WHAT THIS TASK INVOLVES: Repeat, without any change, the entries presented below.

══════════

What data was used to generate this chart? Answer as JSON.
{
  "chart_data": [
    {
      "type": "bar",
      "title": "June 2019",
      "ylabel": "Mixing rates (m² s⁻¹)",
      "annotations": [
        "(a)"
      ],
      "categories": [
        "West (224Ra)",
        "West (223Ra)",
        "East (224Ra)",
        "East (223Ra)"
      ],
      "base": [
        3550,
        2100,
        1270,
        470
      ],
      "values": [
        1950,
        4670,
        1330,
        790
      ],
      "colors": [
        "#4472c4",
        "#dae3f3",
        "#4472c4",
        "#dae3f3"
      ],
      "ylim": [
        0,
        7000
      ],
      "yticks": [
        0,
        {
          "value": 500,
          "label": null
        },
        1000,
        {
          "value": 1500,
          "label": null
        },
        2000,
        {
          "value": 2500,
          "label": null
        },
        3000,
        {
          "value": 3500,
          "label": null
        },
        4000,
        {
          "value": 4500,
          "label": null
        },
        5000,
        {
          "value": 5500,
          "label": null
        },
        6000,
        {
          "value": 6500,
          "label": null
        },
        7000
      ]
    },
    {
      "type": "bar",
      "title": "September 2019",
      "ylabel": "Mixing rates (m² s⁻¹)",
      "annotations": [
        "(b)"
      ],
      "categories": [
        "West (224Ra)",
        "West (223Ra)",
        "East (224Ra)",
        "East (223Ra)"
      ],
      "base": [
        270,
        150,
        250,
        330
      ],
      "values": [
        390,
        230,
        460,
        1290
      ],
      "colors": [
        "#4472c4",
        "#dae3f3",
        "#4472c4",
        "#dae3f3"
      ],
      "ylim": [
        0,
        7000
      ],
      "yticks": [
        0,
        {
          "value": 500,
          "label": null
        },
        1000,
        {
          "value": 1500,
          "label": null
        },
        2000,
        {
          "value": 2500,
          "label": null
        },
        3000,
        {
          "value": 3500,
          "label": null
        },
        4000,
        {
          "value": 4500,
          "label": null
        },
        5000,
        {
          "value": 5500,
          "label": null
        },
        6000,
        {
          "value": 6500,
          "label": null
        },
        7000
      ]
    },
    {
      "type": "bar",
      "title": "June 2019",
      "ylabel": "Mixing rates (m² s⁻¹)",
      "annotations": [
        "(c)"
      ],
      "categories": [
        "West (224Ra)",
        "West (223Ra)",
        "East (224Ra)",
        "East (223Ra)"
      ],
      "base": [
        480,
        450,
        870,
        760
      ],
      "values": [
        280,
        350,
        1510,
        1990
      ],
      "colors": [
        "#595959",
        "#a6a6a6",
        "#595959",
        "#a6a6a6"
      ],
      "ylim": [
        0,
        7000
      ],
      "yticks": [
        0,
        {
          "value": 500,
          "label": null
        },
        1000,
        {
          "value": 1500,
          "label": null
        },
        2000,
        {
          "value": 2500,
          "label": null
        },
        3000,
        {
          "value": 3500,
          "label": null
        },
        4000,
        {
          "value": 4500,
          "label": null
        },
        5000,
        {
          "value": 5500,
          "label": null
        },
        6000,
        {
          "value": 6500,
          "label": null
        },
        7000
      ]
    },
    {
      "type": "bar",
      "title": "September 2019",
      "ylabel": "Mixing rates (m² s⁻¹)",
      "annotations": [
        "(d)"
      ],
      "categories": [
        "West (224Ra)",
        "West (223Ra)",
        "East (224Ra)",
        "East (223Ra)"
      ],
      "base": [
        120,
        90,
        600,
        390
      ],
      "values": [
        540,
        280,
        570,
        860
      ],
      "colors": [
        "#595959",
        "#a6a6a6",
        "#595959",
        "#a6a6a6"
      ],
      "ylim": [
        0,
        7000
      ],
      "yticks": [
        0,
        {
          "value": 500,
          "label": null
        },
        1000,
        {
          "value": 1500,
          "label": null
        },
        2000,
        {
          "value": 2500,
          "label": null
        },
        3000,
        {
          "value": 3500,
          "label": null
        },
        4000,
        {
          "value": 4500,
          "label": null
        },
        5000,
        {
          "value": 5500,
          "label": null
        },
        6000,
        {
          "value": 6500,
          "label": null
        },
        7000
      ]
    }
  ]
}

══════════

EXERCISE RESPONSE:
What data was used to generate this chart? Answer as JSON.
{
  "chart_data": [
    {
      "type": "bar",
      "title": "June 2019",
      "ylabel": "Mixing rates (m² s⁻¹)",
      "annotations": [
        "(a)"
      ],
      "categories": [
        "West (224Ra)",
        "West (223Ra)",
        "East (224Ra)",
        "East (223Ra)"
      ],
      "base": [
        3550,
        2100,
        1270,
        470
      ],
      "values": [
        1950,
        4670,
        1330,
        790
      ],
      "colors": [
        "#4472c4",
        "#dae3f3",
        "#4472c4",
        "#dae3f3"
      ],
      "ylim": [
        0,
        7000
      ],
      "yticks": [
        0,
        {
          "value": 500,
          "label": null
        },
        1000,
        {
          "value": 1500,
          "label": null
        },
        2000,
        {
          "value": 2500,
          "label": null
        },
        3000,
        {
          "value": 3500,
          "label": null
        },
        4000,
        {
          "value": 4500,
          "label": null
        },
        5000,
        {
          "value": 5500,
          "label": null
        },
        6000,
        {
          "value": 6500,
          "label": null
        },
        7000
      ]
    },
    {
      "type": "bar",
      "title": "September 2019",
      "ylabel": "Mixing rates (m² s⁻¹)",
      "annotations": [
        "(b)"
      ],
      "categories": [
        "West (224Ra)",
        "West (223Ra)",
        "East (224Ra)",
        "East (223Ra)"
      ],
      "base": [
        270,
        150,
        250,
        330
      ],
      "values": [
        390,
        230,
        460,
        1290
      ],
      "colors": [
        "#4472c4",
        "#dae3f3",
        "#4472c4",
        "#dae3f3"
      ],
      "ylim": [
        0,
        7000
      ],
      "yticks": [
        0,
        {
          "value": 500,
          "label": null
        },
        1000,
        {
          "value": 1500,
          "label": null
        },
        2000,
        {
          "value": 2500,
          "label": null
        },
        3000,
        {
          "value": 3500,
          "label": null
        },
        4000,
        {
          "value": 4500,
          "label": null
        },
        5000,
        {
          "value": 5500,
          "label": null
        },
        6000,
        {
          "value": 6500,
          "label": null
        },
        7000
      ]
    },
    {
      "type": "bar",
      "title": "June 2019",
      "ylabel": "Mixing rates (m² s⁻¹)",
      "annotations": [
        "(c)"
      ],
      "categories": [
        "West (224Ra)",
        "West (223Ra)",
        "East (224Ra)",
        "East (223Ra)"
      ],
      "base": [
        480,
        450,
        870,
        760
      ],
      "values": [
        280,
        350,
        1510,
        1990
      ],
      "colors": [
        "#595959",
        "#a6a6a6",
        "#595959",
        "#a6a6a6"
      ],
      "ylim": [
        0,
        7000
      ],
      "yticks": [
        0,
        {
          "value": 500,
          "label": null
        },
        1000,
        {
          "value": 1500,
          "label": null
        },
        2000,
        {
          "value": 2500,
          "label": null
        },
        3000,
        {
          "value": 3500,
          "label": null
        },
        4000,
        {
          "value": 4500,
          "label": null
        },
        5000,
        {
          "value": 5500,
          "label": null
        },
        6000,
        {
          "value": 6500,
          "label": null
        },
        7000
      ]
    },
    {
      "type": "bar",
      "title": "September 2019",
      "ylabel": "Mixing rates (m² s⁻¹)",
      "annotations": [
        "(d)"
      ],
      "categories": [
        "West (224Ra)",
        "West (223Ra)",
        "East (224Ra)",
        "East (223Ra)"
      ],
      "base": [
        120,
        90,
        600,
        390
      ],
      "values": [
        540,
        280,
        570,
        860
      ],
      "colors": [
        "#595959",
        "#a6a6a6",
        "#595959",
        "#a6a6a6"
      ],
      "ylim": [
        0,
        7000
      ],
      "yticks": [
        0,
        {
          "value": 500,
          "label": null
        },
        1000,
        {
          "value": 1500,
          "label": null
        },
        2000,
        {
          "value": 2500,
          "label": null
        },
        3000,
        {
          "value": 3500,
          "label": null
        },
        4000,
        {
          "value": 4500,
          "label": null
        },
        5000,
        {
          "value": 5500,
          "label": null
        },
        6000,
        {
          "value": 6500,
          "label": null
        },
        7000
      ]
    }
  ]
}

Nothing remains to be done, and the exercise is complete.